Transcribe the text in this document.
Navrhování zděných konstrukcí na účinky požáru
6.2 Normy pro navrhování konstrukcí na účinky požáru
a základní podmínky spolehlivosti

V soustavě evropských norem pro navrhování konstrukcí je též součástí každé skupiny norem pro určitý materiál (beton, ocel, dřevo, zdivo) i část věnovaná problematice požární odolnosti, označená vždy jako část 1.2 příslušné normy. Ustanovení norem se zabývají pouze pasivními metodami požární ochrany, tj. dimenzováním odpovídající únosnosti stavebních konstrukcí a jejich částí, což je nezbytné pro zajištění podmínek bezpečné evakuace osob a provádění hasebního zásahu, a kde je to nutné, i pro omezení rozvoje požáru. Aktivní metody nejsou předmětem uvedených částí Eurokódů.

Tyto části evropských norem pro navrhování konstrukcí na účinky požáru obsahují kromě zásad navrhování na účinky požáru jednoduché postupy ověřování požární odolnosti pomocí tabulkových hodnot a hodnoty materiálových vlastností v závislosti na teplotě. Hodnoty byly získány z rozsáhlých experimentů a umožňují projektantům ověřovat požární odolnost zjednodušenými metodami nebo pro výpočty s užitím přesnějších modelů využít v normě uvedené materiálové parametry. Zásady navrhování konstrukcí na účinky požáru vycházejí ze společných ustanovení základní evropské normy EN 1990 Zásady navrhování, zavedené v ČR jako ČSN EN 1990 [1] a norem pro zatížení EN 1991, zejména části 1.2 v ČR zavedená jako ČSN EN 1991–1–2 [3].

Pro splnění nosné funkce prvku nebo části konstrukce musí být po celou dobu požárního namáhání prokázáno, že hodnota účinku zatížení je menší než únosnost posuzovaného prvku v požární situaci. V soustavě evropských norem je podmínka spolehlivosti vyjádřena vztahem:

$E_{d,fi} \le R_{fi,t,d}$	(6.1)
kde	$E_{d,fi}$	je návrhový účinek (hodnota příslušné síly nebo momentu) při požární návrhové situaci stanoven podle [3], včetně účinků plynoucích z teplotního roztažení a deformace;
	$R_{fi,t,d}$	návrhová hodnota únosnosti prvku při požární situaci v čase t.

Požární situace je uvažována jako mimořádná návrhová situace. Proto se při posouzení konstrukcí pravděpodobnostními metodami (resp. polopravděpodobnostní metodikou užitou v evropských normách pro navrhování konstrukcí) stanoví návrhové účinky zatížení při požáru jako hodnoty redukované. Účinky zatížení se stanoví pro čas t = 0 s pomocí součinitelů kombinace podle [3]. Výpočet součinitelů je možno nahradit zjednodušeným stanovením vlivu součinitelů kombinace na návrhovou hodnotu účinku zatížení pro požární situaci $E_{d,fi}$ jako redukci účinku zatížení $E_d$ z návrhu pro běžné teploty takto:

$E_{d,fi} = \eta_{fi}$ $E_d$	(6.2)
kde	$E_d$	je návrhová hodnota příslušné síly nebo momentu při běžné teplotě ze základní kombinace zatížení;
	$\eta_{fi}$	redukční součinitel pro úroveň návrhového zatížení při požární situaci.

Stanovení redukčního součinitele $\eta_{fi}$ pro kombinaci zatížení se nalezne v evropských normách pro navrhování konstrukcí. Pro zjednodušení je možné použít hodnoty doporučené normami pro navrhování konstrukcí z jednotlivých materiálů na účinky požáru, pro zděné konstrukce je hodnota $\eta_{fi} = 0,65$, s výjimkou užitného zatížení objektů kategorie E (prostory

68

----

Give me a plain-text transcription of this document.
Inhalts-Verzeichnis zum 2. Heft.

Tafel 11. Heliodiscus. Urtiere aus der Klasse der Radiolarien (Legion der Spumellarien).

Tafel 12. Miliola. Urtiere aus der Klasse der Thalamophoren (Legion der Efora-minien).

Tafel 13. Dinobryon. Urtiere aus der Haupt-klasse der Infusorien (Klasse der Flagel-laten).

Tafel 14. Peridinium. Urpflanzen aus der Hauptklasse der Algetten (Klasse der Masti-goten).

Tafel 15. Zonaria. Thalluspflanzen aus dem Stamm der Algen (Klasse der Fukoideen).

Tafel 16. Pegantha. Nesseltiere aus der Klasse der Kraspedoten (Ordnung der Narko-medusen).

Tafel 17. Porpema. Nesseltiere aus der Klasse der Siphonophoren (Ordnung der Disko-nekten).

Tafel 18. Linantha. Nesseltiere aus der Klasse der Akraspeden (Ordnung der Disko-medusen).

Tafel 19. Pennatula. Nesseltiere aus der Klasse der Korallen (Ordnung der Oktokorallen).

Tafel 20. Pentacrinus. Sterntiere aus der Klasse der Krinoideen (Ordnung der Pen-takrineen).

----

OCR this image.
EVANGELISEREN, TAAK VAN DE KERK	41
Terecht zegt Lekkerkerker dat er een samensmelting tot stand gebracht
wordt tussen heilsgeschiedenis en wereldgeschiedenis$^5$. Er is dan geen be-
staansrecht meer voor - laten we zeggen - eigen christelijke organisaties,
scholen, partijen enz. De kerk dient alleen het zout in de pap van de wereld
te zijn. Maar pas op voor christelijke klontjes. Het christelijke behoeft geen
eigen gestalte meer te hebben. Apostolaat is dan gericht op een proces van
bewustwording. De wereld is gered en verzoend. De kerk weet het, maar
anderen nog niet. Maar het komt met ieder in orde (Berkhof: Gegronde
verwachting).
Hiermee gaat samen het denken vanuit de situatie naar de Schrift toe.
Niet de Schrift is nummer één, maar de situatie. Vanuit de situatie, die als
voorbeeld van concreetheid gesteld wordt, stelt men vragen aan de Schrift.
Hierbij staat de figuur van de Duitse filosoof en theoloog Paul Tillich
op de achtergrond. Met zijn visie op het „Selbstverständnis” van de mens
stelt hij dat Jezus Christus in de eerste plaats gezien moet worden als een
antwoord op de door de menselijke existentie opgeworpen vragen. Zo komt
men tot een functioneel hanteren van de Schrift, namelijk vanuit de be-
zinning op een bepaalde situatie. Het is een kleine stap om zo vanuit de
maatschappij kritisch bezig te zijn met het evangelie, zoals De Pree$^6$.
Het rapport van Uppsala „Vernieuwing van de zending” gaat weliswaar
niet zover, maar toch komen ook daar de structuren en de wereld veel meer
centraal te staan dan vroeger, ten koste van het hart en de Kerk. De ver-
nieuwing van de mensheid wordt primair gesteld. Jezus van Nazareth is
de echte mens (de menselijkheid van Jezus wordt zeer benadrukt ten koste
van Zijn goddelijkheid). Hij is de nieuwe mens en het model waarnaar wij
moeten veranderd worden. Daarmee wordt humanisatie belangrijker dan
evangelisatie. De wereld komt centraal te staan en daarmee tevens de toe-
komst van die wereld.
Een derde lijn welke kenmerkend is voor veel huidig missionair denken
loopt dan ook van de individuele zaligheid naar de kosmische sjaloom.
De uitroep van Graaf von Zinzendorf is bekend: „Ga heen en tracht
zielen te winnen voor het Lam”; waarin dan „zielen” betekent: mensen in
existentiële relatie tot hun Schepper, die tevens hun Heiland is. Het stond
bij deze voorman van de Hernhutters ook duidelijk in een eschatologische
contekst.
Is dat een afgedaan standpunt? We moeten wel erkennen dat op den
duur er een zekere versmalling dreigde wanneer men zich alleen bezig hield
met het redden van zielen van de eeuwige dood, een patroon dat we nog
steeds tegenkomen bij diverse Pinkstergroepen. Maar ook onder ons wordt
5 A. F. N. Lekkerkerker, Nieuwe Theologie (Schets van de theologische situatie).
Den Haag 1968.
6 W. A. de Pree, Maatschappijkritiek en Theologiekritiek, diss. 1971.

----

**WHAT YOU ARE ASKED TO DO**
Search the entries for the word "Lekkerkerker", then gather every line that has it.

**RESPONSE**
Terecht zegt Lekkerkerker dat er een samensmelting tot stand gebracht
5 A. F. N. Lekkerkerker, Nieuwe Theologie (Schets van de theologische situatie).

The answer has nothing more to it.